## [DIRECTION]
Scan the records for the word "Neue". Copy each line that includes it.

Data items
..............................
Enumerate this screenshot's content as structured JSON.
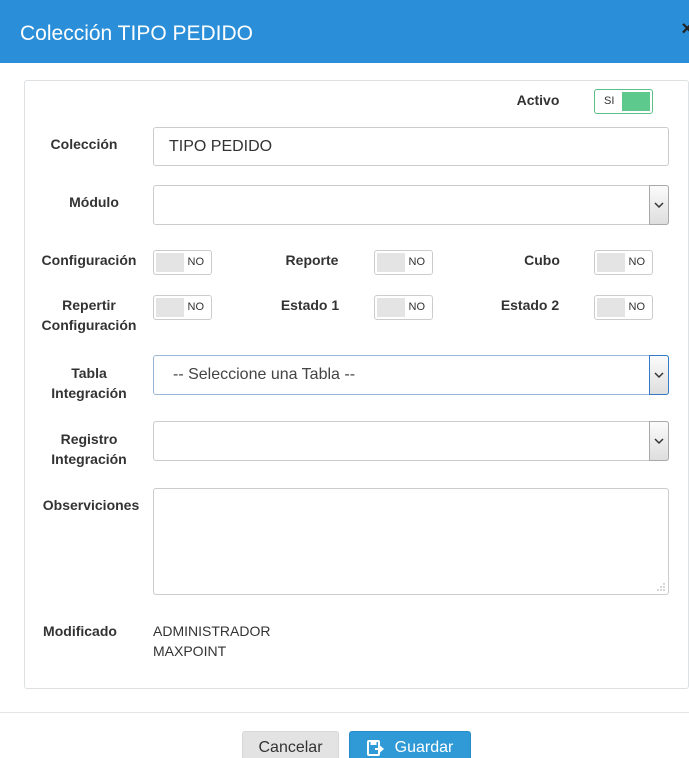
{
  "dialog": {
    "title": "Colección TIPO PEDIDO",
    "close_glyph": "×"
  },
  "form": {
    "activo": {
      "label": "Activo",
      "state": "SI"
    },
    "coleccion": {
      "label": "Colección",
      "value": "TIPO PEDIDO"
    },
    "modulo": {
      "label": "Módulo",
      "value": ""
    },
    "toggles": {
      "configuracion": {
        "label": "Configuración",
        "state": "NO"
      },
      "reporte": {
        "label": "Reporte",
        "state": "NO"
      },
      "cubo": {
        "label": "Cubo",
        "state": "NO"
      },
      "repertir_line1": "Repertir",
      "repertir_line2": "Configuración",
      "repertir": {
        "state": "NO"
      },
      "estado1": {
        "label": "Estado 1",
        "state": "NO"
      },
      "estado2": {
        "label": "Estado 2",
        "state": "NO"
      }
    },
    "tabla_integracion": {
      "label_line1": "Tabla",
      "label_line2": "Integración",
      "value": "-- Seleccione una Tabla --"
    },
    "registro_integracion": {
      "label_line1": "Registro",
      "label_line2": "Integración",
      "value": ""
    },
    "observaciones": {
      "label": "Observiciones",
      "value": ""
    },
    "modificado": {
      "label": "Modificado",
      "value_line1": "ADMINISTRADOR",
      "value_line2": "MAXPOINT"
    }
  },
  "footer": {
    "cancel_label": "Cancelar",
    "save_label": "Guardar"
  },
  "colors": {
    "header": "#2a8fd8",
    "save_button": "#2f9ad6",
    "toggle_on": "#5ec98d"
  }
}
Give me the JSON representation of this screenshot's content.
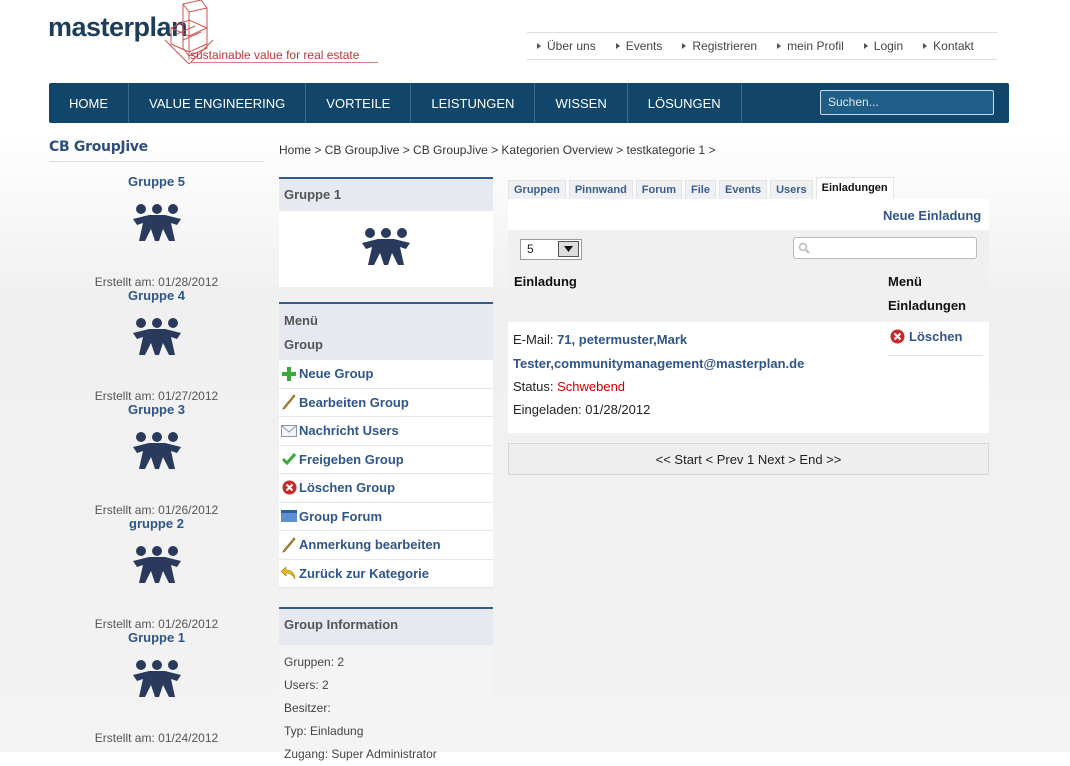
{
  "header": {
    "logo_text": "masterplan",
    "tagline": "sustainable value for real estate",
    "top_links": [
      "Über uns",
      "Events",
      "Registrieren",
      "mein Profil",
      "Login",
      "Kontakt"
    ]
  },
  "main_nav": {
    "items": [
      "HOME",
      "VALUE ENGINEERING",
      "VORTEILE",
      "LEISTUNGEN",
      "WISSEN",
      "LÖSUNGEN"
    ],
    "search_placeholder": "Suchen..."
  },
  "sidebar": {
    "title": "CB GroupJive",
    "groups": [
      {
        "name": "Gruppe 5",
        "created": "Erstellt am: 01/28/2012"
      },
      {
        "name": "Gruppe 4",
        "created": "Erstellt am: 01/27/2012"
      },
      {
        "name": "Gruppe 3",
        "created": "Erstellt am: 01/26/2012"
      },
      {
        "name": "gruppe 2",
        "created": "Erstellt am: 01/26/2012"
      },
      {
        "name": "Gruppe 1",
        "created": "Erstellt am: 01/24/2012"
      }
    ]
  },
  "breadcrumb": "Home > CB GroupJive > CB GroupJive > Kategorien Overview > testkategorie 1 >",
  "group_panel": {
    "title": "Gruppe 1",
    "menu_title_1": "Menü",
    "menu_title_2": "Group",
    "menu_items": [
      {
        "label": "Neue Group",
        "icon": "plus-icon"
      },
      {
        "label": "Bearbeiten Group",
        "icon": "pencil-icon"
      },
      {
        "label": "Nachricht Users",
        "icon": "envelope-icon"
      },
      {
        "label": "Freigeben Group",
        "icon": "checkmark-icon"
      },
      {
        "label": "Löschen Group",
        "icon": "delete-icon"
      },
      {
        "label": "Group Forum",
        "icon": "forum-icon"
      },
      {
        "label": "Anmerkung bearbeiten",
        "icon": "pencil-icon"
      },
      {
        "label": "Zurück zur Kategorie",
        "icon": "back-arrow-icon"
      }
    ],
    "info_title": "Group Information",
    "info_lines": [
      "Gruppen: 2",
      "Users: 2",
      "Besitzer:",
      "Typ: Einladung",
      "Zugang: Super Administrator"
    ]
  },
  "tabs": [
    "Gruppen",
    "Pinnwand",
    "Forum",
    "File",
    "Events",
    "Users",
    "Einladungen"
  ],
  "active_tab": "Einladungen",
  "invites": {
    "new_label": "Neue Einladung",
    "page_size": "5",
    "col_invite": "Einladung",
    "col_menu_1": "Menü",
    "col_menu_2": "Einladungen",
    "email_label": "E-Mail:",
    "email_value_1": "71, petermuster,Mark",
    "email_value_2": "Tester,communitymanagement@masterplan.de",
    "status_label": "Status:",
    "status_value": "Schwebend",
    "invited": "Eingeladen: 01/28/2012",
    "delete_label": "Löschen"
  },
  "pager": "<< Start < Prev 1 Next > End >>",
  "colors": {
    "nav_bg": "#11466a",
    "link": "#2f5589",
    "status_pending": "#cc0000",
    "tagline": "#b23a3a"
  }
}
..............................
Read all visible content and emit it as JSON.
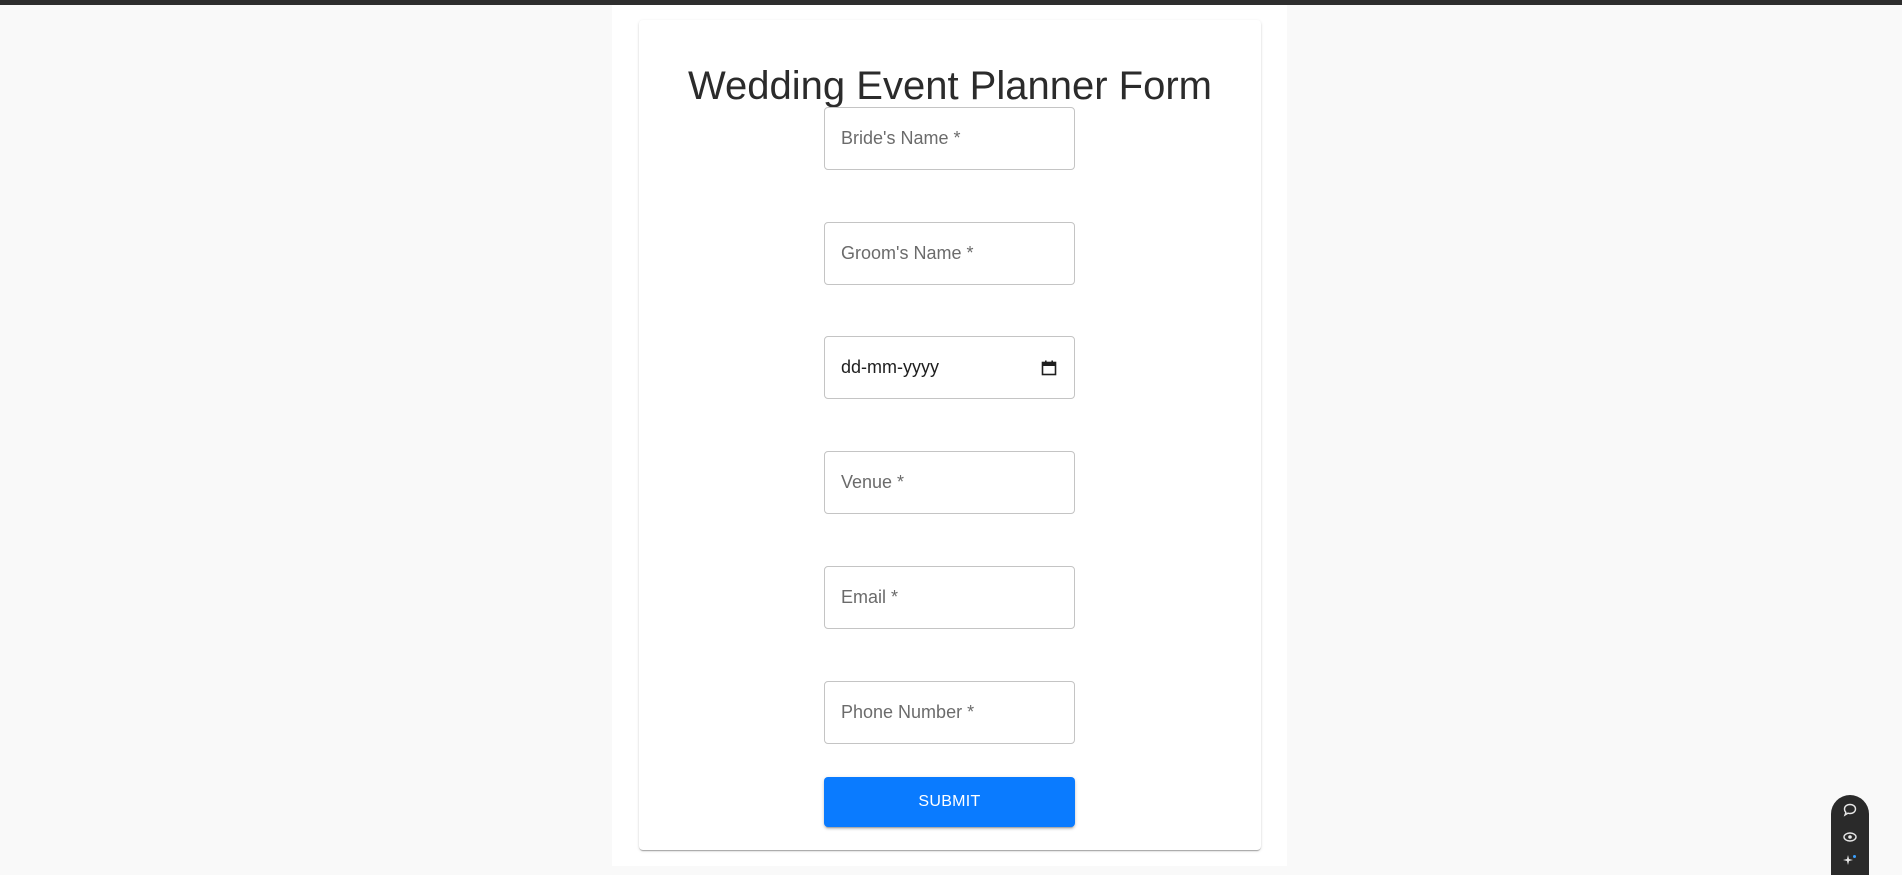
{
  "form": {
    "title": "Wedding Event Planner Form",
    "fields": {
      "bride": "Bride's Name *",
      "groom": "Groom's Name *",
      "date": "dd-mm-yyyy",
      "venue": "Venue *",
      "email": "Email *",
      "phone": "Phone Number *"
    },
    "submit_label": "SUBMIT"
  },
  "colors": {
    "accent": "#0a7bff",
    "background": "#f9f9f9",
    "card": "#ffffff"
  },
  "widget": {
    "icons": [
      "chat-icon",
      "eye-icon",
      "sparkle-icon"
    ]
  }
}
..............................
## [EXPECTED ANSWER]
        "label": "Neue Group",
    "new_label": "Neue Einladung",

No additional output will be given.